■ PROVIDED DATA:
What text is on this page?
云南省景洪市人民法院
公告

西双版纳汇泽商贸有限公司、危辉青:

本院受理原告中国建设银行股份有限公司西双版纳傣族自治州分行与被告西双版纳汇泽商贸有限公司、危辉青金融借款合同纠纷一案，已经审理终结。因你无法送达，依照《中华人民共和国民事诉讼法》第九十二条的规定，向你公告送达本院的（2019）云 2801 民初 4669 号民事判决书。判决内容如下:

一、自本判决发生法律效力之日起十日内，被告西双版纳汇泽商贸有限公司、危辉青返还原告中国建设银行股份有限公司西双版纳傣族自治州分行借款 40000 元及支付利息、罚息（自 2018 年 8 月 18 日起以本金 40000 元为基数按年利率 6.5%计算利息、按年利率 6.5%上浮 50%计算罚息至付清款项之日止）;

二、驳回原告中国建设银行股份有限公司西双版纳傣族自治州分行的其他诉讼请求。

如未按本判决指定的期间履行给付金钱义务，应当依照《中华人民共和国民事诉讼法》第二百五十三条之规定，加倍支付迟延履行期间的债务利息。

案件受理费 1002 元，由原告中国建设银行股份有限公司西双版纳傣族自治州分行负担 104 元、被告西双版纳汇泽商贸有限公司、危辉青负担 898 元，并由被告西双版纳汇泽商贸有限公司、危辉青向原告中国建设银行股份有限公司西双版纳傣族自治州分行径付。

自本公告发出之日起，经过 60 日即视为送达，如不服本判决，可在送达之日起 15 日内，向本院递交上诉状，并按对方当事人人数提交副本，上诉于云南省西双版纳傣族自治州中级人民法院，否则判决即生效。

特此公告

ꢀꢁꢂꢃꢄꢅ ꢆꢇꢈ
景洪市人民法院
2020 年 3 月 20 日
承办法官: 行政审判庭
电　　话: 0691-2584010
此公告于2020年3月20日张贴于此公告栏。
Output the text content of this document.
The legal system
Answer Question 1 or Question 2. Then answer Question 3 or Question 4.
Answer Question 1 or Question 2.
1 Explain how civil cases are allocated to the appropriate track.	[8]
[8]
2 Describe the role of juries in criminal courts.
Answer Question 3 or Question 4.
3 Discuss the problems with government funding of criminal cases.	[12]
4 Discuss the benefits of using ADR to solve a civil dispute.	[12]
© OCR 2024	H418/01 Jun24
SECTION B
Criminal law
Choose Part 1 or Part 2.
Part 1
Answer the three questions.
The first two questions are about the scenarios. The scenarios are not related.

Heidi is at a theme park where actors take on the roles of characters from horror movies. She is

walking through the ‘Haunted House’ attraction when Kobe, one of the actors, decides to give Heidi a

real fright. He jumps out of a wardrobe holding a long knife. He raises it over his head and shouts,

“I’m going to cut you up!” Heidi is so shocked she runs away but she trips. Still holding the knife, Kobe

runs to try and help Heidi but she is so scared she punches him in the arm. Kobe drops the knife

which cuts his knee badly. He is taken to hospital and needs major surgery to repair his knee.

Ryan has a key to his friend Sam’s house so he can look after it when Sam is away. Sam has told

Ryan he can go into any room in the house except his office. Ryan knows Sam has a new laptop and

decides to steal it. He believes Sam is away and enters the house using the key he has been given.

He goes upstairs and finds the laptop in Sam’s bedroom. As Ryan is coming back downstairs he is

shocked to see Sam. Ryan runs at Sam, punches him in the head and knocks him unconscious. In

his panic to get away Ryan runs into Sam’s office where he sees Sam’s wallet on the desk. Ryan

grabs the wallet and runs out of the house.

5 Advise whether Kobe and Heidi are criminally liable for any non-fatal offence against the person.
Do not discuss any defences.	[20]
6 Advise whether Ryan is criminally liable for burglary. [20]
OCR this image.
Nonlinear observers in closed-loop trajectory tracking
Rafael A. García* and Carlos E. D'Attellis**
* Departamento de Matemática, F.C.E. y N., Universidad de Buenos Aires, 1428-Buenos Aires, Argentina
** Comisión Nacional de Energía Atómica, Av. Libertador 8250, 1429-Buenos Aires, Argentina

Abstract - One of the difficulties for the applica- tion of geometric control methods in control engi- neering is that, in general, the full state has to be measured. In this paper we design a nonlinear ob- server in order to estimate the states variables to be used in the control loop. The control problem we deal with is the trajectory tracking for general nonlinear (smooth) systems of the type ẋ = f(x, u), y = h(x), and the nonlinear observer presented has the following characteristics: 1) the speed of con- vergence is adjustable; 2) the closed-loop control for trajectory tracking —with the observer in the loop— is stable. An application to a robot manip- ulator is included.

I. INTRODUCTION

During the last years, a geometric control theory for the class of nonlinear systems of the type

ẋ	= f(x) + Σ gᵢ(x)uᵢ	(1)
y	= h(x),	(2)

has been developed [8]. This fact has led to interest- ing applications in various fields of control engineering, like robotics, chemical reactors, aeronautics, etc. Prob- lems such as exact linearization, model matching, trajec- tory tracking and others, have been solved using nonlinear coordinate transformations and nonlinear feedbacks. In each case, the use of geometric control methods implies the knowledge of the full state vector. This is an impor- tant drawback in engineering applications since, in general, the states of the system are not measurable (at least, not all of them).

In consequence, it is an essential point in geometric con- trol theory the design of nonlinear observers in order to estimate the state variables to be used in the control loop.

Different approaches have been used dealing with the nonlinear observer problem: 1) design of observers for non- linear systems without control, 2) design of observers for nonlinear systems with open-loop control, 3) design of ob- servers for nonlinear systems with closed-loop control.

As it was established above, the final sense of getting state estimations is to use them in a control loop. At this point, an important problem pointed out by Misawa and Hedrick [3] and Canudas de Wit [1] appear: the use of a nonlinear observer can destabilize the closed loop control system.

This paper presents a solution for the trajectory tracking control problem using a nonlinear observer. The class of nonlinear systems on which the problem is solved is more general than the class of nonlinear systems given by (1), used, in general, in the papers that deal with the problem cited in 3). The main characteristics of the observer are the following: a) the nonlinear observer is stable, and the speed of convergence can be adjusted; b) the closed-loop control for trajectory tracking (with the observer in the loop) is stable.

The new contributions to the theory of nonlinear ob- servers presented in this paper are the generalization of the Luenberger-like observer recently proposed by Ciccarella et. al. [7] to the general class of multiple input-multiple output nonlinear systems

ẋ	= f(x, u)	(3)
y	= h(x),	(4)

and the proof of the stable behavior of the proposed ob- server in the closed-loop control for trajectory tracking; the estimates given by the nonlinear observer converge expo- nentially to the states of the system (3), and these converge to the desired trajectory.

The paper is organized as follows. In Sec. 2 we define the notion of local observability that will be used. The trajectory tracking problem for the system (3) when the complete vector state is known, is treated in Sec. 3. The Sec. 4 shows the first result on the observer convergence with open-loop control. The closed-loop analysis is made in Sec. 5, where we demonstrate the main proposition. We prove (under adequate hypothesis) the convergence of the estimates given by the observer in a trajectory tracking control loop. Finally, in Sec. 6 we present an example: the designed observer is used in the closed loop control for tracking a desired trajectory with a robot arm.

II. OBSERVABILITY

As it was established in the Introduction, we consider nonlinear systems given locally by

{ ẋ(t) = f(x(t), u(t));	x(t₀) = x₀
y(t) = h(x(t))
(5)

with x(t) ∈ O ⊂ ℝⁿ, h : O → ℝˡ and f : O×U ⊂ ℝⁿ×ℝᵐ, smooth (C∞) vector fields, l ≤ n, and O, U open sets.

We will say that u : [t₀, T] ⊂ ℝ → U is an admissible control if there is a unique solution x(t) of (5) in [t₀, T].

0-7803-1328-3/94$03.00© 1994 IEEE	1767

■ WHAT THE TASK ASKS: From the material, report only how many lines include the word "holding".

■ RESPONSE TO THE EXERCISE: 2